- **What to produce**: Copy everything in the records below, from the line containing "Give bounding boxes" down to the line containing "count-value[interactable]: 0 bbox=[1528, 309, 1556, 335]", with both of those lines included.

[Start Supplied entries]

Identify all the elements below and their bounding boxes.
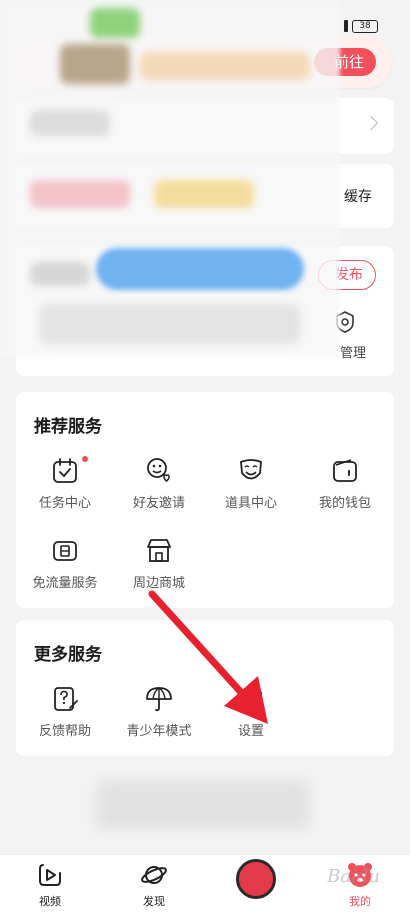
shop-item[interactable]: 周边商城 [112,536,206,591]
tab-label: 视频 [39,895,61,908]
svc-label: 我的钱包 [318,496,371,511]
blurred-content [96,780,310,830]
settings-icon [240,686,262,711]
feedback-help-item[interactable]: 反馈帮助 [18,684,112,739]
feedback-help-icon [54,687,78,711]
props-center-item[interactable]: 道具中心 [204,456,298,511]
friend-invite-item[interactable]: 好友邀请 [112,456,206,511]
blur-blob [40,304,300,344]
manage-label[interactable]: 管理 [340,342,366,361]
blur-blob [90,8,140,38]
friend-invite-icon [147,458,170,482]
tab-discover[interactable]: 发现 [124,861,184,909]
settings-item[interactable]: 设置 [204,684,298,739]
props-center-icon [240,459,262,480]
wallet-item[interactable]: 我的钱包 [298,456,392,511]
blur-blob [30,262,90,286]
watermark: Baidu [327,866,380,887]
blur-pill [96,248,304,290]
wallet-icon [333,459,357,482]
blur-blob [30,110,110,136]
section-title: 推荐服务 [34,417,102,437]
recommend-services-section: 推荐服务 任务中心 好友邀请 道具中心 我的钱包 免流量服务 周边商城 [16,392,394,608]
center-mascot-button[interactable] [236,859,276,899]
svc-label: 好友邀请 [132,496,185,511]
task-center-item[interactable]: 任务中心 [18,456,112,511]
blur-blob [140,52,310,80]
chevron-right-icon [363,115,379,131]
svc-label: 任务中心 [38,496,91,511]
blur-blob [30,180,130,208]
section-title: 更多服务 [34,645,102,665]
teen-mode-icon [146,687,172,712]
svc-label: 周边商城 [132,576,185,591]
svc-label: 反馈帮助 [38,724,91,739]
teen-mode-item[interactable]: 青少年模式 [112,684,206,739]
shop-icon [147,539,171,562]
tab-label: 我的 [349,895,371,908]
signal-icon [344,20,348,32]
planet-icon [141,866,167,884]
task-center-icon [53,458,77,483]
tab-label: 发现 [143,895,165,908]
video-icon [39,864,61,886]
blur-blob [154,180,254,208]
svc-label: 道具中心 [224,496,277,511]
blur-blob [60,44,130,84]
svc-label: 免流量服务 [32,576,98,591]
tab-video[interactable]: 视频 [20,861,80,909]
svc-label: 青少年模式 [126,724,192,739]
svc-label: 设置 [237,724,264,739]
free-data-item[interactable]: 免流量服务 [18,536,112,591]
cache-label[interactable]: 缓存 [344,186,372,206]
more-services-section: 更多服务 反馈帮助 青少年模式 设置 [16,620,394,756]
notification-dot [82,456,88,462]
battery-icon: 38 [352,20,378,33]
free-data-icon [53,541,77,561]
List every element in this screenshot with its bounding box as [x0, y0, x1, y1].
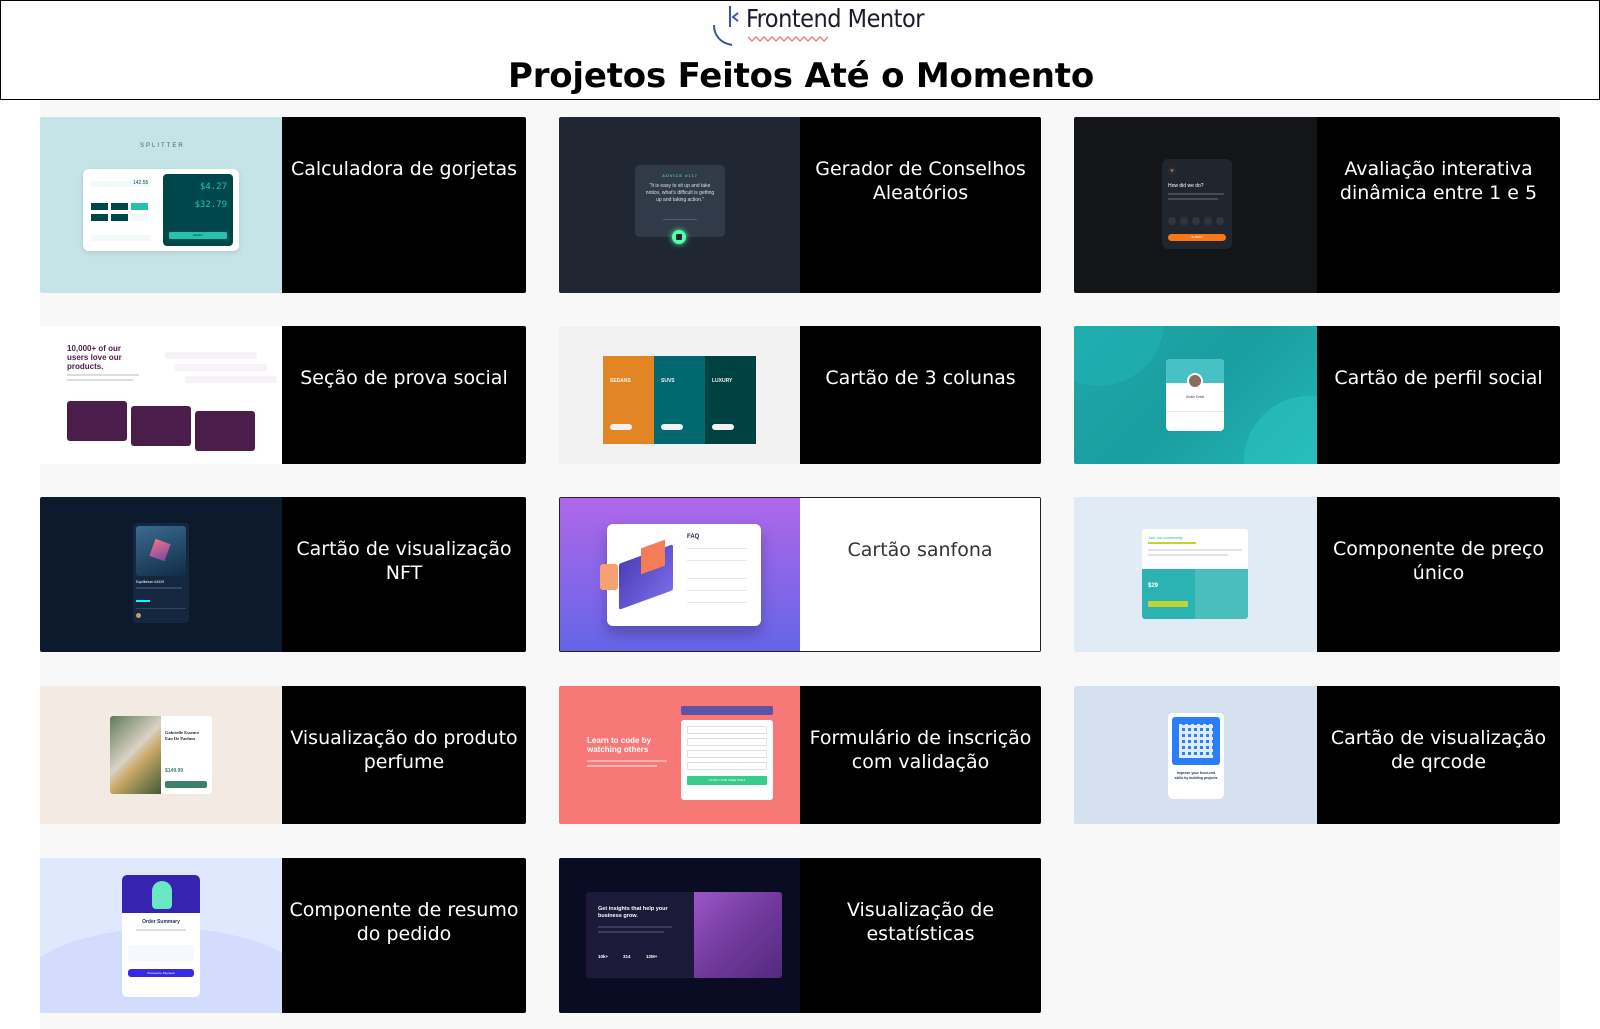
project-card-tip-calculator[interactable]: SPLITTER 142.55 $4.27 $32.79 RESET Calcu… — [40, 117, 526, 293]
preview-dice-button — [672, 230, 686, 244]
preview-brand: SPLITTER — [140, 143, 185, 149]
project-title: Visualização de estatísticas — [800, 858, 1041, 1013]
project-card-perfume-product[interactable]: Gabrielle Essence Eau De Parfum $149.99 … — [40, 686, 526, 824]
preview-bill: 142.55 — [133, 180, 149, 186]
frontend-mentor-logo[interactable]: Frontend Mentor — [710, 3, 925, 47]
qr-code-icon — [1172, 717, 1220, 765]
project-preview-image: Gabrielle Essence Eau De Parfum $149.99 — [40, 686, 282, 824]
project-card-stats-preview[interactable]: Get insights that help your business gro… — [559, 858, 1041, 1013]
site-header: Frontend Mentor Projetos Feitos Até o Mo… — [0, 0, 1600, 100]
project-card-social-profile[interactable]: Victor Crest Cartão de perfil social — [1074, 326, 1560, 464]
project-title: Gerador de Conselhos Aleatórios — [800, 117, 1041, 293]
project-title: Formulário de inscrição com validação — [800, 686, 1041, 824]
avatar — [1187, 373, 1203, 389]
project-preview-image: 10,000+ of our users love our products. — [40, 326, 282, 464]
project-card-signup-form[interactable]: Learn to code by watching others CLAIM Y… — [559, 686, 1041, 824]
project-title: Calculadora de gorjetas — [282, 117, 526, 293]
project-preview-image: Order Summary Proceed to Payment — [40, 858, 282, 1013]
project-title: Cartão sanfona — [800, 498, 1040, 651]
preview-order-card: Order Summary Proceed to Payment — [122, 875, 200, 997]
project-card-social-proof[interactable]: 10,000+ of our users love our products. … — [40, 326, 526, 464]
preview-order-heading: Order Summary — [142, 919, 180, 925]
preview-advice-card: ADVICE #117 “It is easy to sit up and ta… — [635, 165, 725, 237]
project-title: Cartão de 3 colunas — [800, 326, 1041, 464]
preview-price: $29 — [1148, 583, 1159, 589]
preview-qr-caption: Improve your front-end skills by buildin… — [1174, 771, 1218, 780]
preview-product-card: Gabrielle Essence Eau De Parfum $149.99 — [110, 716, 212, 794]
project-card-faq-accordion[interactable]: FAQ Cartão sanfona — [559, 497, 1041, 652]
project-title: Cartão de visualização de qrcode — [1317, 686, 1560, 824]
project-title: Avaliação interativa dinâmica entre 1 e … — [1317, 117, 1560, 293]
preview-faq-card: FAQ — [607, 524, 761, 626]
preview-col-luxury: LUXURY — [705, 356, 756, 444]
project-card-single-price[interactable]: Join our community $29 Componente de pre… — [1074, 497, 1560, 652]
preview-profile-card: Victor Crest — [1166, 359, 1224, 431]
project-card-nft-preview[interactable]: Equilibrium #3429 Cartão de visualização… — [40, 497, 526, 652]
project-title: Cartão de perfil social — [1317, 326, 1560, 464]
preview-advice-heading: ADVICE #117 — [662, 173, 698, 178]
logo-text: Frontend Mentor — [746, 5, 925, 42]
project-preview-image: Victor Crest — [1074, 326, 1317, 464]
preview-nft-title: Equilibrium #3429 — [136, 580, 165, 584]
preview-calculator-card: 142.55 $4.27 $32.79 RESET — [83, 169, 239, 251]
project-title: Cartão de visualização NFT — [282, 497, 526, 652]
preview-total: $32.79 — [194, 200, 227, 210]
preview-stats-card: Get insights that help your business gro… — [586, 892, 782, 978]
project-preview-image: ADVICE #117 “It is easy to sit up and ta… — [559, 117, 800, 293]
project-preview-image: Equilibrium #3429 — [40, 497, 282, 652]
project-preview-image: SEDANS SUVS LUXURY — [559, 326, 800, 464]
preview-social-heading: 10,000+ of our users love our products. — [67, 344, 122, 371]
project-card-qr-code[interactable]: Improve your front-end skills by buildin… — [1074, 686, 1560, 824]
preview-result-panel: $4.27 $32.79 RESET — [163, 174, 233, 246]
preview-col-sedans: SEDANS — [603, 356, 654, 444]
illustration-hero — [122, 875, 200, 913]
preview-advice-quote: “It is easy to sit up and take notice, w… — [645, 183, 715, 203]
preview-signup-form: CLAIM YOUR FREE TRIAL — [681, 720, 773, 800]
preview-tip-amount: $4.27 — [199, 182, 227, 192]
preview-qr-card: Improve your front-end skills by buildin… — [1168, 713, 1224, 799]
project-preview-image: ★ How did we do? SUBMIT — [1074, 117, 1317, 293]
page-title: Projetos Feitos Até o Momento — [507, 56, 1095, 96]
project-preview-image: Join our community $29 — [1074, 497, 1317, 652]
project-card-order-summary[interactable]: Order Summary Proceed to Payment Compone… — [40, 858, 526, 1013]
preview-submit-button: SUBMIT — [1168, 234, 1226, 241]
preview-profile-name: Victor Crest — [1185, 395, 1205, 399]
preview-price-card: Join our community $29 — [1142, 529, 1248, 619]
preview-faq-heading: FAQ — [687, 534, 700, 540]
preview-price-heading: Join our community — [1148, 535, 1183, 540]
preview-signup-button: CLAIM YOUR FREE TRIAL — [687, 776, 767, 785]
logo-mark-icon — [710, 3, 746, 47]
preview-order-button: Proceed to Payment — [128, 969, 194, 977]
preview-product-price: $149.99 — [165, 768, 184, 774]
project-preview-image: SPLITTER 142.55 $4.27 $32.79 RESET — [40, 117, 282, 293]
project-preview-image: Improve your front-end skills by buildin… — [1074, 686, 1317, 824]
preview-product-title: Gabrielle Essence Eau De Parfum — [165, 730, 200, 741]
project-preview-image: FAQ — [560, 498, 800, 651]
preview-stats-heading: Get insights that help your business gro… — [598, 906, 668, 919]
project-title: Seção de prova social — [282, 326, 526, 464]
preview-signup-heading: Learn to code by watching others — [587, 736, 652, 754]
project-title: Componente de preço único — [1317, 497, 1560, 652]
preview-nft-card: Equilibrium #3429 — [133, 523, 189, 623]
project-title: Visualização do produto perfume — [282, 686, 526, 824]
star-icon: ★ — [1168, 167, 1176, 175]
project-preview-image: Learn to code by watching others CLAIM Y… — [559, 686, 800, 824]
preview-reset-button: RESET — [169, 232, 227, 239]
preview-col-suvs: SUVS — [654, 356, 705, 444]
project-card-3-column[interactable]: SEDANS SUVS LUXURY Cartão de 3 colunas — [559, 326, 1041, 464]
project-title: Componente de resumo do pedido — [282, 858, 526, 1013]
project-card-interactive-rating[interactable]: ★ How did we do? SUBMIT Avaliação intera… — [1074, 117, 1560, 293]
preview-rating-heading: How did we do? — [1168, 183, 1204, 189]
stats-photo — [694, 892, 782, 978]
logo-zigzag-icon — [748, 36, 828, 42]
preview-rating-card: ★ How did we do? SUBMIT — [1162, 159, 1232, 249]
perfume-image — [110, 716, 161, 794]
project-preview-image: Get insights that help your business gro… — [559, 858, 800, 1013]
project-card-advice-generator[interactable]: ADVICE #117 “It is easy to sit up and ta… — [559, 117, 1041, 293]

[End Supplied entries]
[Start Supplied entries]

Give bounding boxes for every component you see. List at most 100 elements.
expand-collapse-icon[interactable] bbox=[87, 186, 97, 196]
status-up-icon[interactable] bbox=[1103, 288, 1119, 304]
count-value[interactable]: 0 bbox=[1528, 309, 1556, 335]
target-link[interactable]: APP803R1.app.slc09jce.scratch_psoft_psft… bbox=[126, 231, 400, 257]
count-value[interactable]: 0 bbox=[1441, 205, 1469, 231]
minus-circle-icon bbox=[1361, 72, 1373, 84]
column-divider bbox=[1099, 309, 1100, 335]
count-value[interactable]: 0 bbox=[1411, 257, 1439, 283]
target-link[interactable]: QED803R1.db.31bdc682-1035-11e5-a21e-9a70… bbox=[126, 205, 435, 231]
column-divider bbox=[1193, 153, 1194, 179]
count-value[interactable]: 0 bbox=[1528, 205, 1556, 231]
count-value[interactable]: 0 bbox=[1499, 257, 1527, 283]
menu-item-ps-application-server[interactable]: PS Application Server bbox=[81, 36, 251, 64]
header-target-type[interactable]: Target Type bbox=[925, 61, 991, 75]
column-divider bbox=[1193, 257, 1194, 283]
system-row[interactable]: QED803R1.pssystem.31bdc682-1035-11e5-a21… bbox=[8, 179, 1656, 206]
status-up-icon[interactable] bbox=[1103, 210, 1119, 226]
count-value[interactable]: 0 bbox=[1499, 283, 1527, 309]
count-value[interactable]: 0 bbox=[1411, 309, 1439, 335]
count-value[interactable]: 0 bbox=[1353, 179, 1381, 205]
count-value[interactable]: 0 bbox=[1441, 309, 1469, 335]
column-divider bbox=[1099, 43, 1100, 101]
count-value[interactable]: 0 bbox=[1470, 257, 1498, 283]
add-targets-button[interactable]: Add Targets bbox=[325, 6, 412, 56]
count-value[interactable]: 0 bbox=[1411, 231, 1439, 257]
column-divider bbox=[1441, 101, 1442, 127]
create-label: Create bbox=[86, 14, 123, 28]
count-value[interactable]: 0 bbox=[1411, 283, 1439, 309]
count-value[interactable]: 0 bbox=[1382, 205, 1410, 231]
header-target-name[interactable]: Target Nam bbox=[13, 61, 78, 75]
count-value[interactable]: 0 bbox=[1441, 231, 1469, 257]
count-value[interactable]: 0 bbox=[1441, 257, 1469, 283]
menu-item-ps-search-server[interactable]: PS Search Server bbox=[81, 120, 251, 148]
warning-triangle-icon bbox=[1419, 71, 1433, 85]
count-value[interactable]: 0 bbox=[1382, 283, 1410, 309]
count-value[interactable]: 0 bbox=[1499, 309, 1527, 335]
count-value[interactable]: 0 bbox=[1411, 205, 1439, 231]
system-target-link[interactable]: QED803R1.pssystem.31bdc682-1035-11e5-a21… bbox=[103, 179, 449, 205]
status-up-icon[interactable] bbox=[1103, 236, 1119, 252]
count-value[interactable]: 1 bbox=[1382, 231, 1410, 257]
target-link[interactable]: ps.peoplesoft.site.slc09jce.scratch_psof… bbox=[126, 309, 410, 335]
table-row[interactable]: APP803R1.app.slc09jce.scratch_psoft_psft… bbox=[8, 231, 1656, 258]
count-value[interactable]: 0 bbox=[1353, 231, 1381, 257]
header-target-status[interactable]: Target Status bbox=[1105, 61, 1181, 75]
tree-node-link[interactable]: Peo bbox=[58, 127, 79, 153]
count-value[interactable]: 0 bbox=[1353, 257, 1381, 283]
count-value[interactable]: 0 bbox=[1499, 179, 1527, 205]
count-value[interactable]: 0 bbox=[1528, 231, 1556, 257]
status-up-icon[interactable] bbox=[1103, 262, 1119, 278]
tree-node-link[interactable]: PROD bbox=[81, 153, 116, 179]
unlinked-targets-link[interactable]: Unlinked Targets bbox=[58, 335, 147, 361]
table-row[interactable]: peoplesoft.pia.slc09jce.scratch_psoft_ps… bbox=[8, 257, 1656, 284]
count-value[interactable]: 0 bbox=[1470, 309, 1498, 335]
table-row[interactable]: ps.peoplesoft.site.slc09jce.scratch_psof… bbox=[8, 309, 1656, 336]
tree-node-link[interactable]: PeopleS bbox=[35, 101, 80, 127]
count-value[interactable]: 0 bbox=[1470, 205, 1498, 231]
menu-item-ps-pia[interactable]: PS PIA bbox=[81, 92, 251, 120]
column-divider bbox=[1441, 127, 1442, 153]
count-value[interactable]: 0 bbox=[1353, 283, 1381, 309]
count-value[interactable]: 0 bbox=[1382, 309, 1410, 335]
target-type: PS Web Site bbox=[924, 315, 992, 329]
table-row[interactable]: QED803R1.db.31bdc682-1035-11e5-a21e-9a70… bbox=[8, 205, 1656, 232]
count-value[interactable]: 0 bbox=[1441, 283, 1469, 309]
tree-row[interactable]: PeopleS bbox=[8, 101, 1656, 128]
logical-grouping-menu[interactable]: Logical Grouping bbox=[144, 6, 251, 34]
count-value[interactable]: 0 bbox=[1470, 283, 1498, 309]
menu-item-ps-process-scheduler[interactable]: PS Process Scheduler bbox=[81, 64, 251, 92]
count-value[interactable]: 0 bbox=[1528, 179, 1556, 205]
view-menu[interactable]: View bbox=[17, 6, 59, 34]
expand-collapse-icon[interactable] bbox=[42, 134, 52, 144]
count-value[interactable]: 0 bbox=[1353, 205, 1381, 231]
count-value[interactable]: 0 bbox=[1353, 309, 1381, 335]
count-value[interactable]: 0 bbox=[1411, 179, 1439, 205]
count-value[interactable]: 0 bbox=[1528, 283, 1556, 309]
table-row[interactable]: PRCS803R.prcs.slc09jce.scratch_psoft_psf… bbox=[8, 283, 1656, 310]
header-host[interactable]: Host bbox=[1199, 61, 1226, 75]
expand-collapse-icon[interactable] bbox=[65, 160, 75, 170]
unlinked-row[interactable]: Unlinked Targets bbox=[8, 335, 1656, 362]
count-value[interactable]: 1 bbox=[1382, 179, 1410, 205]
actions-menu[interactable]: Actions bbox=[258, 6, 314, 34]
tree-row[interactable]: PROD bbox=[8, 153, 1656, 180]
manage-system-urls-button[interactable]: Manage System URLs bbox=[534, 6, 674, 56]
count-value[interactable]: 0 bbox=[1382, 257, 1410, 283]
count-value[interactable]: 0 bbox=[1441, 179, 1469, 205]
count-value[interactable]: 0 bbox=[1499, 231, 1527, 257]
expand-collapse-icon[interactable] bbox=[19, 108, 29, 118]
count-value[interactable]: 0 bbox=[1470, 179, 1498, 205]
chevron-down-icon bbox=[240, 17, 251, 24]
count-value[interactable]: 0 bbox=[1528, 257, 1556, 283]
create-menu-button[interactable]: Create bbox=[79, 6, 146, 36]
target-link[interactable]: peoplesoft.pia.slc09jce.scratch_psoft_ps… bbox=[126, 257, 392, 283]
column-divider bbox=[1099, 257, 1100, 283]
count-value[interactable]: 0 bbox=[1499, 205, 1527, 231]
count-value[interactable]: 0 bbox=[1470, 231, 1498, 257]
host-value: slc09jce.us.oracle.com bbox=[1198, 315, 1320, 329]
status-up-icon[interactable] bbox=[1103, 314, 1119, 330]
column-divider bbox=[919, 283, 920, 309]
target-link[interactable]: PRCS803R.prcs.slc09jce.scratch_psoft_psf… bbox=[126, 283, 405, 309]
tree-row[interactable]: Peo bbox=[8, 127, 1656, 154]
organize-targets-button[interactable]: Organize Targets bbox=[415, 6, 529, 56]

[End Supplied entries]

- **Output**:
Give bounding boxes for every component you see. List at most 100 elements.
expand-collapse-icon[interactable] bbox=[87, 186, 97, 196]
status-up-icon[interactable] bbox=[1103, 288, 1119, 304]
count-value[interactable]: 0 bbox=[1528, 309, 1556, 335]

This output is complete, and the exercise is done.